Given exercise —
Which lines hold the word "JSON"? Copy each of them from the material.

Provided data —
⟨

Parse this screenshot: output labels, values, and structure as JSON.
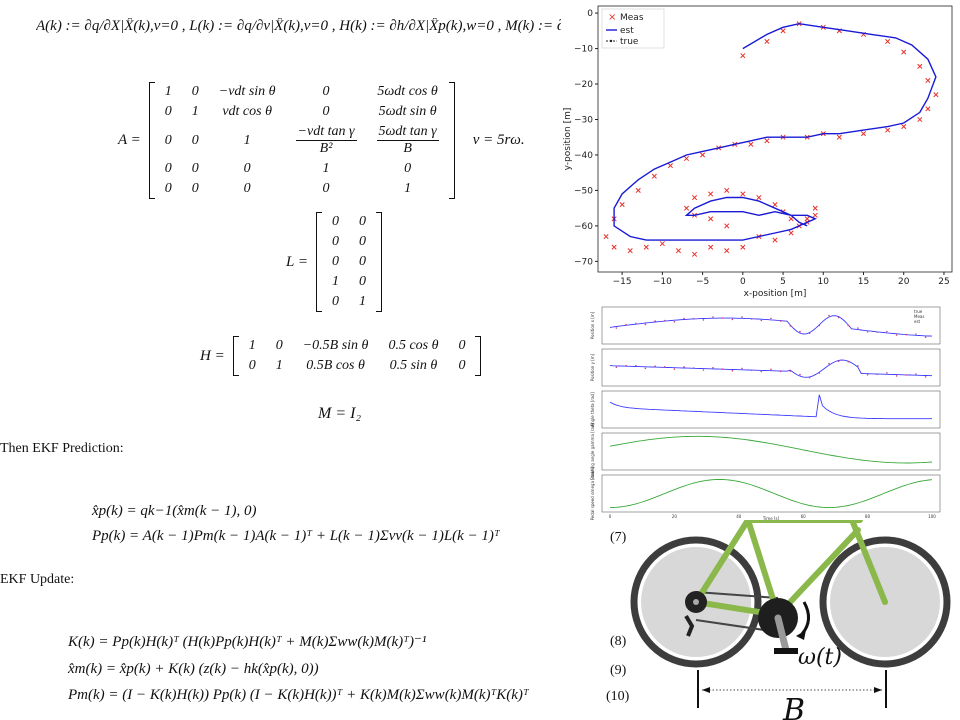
{
  "jacobian_defs": "A(k) := ∂q/∂X|X̂(k),v=0 , L(k) := ∂q/∂v|X̂(k),v=0 , H(k) := ∂h/∂X|X̂p(k),w=0 , M(k) := ∂h/∂w|X̂p(k),",
  "matrix_A_label": "A =",
  "matrix_A_rows": [
    [
      "1",
      "0",
      "−vdt sin θ",
      "0",
      "5ωdt cos θ"
    ],
    [
      "0",
      "1",
      "vdt cos θ",
      "0",
      "5ωdt sin θ"
    ],
    [
      "0",
      "0",
      "1",
      "−vdt tan γ / B²",
      "5ωdt tan γ / B"
    ],
    [
      "0",
      "0",
      "0",
      "1",
      "0"
    ],
    [
      "0",
      "0",
      "0",
      "0",
      "1"
    ]
  ],
  "v_def": "v = 5rω.",
  "matrix_L_label": "L =",
  "matrix_L_rows": [
    [
      "0",
      "0"
    ],
    [
      "0",
      "0"
    ],
    [
      "0",
      "0"
    ],
    [
      "1",
      "0"
    ],
    [
      "0",
      "1"
    ]
  ],
  "matrix_H_label": "H =",
  "matrix_H_rows": [
    [
      "1",
      "0",
      "−0.5B sin θ",
      "0.5 cos θ",
      "0"
    ],
    [
      "0",
      "1",
      "0.5B cos θ",
      "0.5 sin θ",
      "0"
    ]
  ],
  "m_def": "M = I₂",
  "prediction_heading": "Then EKF Prediction:",
  "prediction_eq1": "x̂p(k) = qk−1(x̂m(k − 1), 0)",
  "prediction_eq2": "Pp(k) = A(k − 1)Pm(k − 1)A(k − 1)ᵀ + L(k − 1)Σvv(k − 1)L(k − 1)ᵀ",
  "prediction_num": "(7)",
  "update_heading": "EKF Update:",
  "update_eq1": "K(k) = Pp(k)H(k)ᵀ (H(k)Pp(k)H(k)ᵀ + M(k)Σww(k)M(k)ᵀ)⁻¹",
  "update_num1": "(8)",
  "update_eq2": "x̂m(k) = x̂p(k) + K(k) (z(k) − hk(x̂p(k), 0))",
  "update_num2": "(9)",
  "update_eq3": "Pm(k) = (I − K(k)H(k)) Pp(k) (I − K(k)H(k))ᵀ + K(k)M(k)Σww(k)M(k)ᵀK(k)ᵀ",
  "update_num3": "(10)",
  "chart_data": [
    {
      "type": "scatter",
      "xlabel": "x-position [m]",
      "ylabel": "y-position [m]",
      "xlim": [
        -18,
        26
      ],
      "ylim": [
        -73,
        2
      ],
      "xticks": [
        "−15",
        "−10",
        "−5",
        "0",
        "5",
        "10",
        "15",
        "20",
        "25"
      ],
      "yticks": [
        "0",
        "−10",
        "−20",
        "−30",
        "−40",
        "−50",
        "−60",
        "−70"
      ],
      "legend": [
        "Meas",
        "est",
        "true"
      ],
      "legend_position": "top-left",
      "series": [
        {
          "name": "Meas",
          "marker": "x",
          "color": "#e8302a",
          "x": [
            0,
            3,
            5,
            7,
            10,
            12,
            15,
            18,
            20,
            22,
            23,
            24,
            23,
            22,
            20,
            18,
            15,
            12,
            10,
            8,
            5,
            3,
            1,
            -1,
            -3,
            -5,
            -7,
            -9,
            -11,
            -13,
            -15,
            -16,
            -17,
            -16,
            -14,
            -12,
            -10,
            -8,
            -6,
            -4,
            -2,
            0,
            2,
            4,
            6,
            7,
            8,
            9,
            -2,
            -4,
            -6,
            -7,
            -6,
            -4,
            -2,
            0,
            2,
            4,
            5,
            6,
            8,
            9
          ],
          "y": [
            -12,
            -8,
            -5,
            -3,
            -4,
            -5,
            -6,
            -8,
            -11,
            -15,
            -19,
            -23,
            -27,
            -30,
            -32,
            -33,
            -34,
            -35,
            -34,
            -35,
            -35,
            -36,
            -37,
            -37,
            -38,
            -40,
            -41,
            -43,
            -46,
            -50,
            -54,
            -58,
            -63,
            -66,
            -67,
            -66,
            -65,
            -67,
            -68,
            -66,
            -67,
            -66,
            -63,
            -64,
            -62,
            -60,
            -58,
            -55,
            -60,
            -58,
            -57,
            -55,
            -52,
            -51,
            -50,
            -51,
            -52,
            -54,
            -56,
            -58,
            -59,
            -57
          ]
        },
        {
          "name": "est",
          "marker": "line",
          "color": "#1a1ad6",
          "x": [
            0,
            3,
            5,
            7,
            10,
            13,
            16,
            19,
            21,
            23,
            24,
            23,
            22,
            20,
            18,
            15,
            12,
            10,
            8,
            5,
            3,
            1,
            -1,
            -3,
            -5,
            -7,
            -9,
            -11,
            -13,
            -15,
            -16,
            -16,
            -14,
            -12,
            -10,
            -8,
            -6,
            -4,
            -2,
            0,
            2,
            4,
            6,
            7,
            8,
            9,
            8,
            6,
            4,
            2,
            0,
            -2,
            -4,
            -6,
            -7,
            -6,
            -4,
            -2,
            0,
            2,
            4,
            6,
            7,
            8
          ],
          "y": [
            -10,
            -6,
            -4,
            -3,
            -4,
            -5,
            -6,
            -7,
            -9,
            -13,
            -18,
            -24,
            -28,
            -31,
            -32,
            -33,
            -34,
            -34,
            -35,
            -35,
            -35,
            -36,
            -37,
            -38,
            -39,
            -40,
            -42,
            -44,
            -47,
            -51,
            -55,
            -60,
            -63,
            -64,
            -64,
            -64,
            -64,
            -64,
            -64,
            -64,
            -63,
            -62,
            -61,
            -60,
            -59,
            -58,
            -57,
            -57,
            -56,
            -57,
            -56,
            -56,
            -56,
            -57,
            -57,
            -55,
            -53,
            -52,
            -52,
            -53,
            -55,
            -57,
            -59,
            -60
          ]
        }
      ]
    },
    {
      "type": "line",
      "panels": [
        {
          "ylabel": "Position x [m]",
          "legend": [
            "true",
            "Meas",
            "est"
          ],
          "color": "#3a3aff"
        },
        {
          "ylabel": "Position y [m]",
          "color": "#3a3aff"
        },
        {
          "ylabel": "Angle theta [rad]",
          "color": "#3a3aff"
        },
        {
          "ylabel": "Steering angle gamma [rad]",
          "color": "#3aa83a"
        },
        {
          "ylabel": "Pedal speed omega [rad/s]",
          "color": "#3aa83a"
        }
      ],
      "xlabel": "Time [s]",
      "xticks": [
        "0",
        "20",
        "40",
        "60",
        "80",
        "100"
      ]
    }
  ],
  "bike_omega_label": "ω(t)",
  "bike_B_label": "B"
}
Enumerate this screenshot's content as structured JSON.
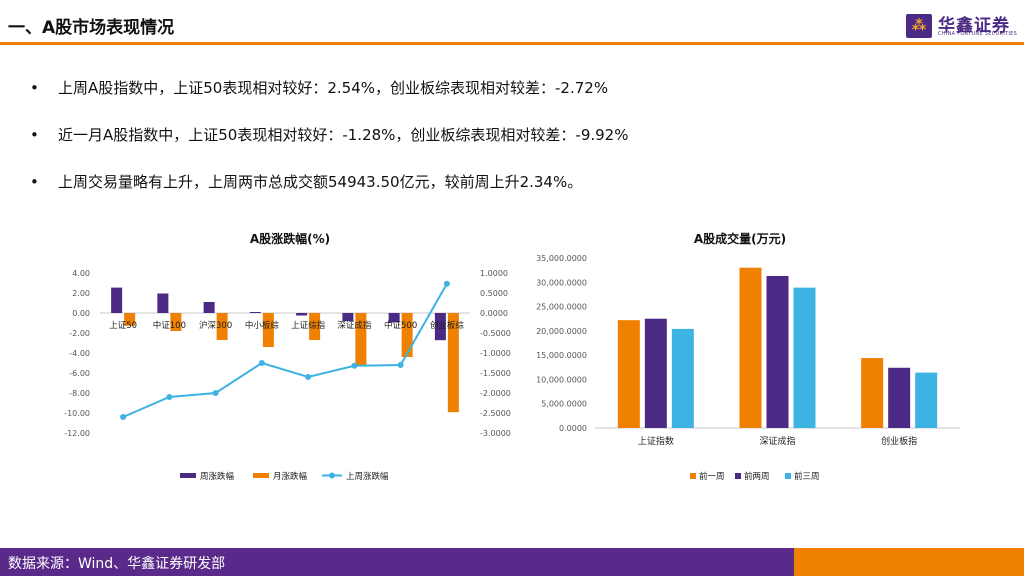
{
  "header": {
    "title": "一、A股市场表现情况"
  },
  "logo": {
    "cn": "华鑫证券",
    "en": "CHINA FORTUNE SECURITIES",
    "mark": "⁂"
  },
  "bullets": [
    "上周A股指数中，上证50表现相对较好：2.54%，创业板综表现相对较差：-2.72%",
    "近一月A股指数中，上证50表现相对较好：-1.28%，创业板综表现相对较差：-9.92%",
    "上周交易量略有上升，上周两市总成交额54943.50亿元，较前周上升2.34%。"
  ],
  "bullet_symbol": "•",
  "colors": {
    "purple": "#4b2a85",
    "orange": "#f08100",
    "lightblue": "#3db3e3",
    "footer_purple": "#5a2a8a"
  },
  "chart_data": [
    {
      "type": "bar",
      "title": "A股涨跌幅(%)",
      "categories": [
        "上证50",
        "中证100",
        "沪深300",
        "中小板综",
        "上证综指",
        "深证成指",
        "中证500",
        "创业板综"
      ],
      "series": [
        {
          "name": "周涨跌幅",
          "axis": "left",
          "values": [
            2.54,
            1.95,
            1.1,
            0.1,
            -0.25,
            -0.8,
            -0.95,
            -2.72
          ]
        },
        {
          "name": "月涨跌幅",
          "axis": "left",
          "values": [
            -1.28,
            -1.8,
            -2.7,
            -3.4,
            -2.7,
            -5.2,
            -4.4,
            -9.92
          ]
        },
        {
          "name": "上周涨跌幅",
          "type": "line",
          "axis": "right",
          "values": [
            -2.6,
            -2.1,
            -2.0,
            -1.25,
            -1.6,
            -1.32,
            -1.3,
            0.73
          ]
        }
      ],
      "left_axis": {
        "ylim": [
          -12,
          4
        ],
        "ticks": [
          "4.00",
          "2.00",
          "0.00",
          "-2.00",
          "-4.00",
          "-6.00",
          "-8.00",
          "-10.00",
          "-12.00"
        ]
      },
      "right_axis": {
        "ylim": [
          -3,
          1
        ],
        "ticks": [
          "1.0000",
          "0.5000",
          "0.0000",
          "-0.5000",
          "-1.0000",
          "-1.5000",
          "-2.0000",
          "-2.5000",
          "-3.0000"
        ]
      },
      "grid": false,
      "legend": "bottom"
    },
    {
      "type": "bar",
      "title": "A股成交量(万元)",
      "categories": [
        "上证指数",
        "深证成指",
        "创业板指"
      ],
      "series": [
        {
          "name": "前一周",
          "values": [
            22200,
            33000,
            14400
          ]
        },
        {
          "name": "前两周",
          "values": [
            22500,
            31300,
            12400
          ]
        },
        {
          "name": "前三周",
          "values": [
            20400,
            28900,
            11400
          ]
        }
      ],
      "ylim": [
        0,
        35000
      ],
      "ticks": [
        "35,000.0000",
        "30,000.0000",
        "25,000.0000",
        "20,000.0000",
        "15,000.0000",
        "10,000.0000",
        "5,000.0000",
        "0.0000"
      ],
      "grid": false,
      "legend": "bottom"
    }
  ],
  "footer": {
    "source": "数据来源：Wind、华鑫证券研发部"
  }
}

⟩

Written solution —
Parse this screenshot: output labels, values, and structure as JSON.
Enumerate this screenshot's content as structured JSON.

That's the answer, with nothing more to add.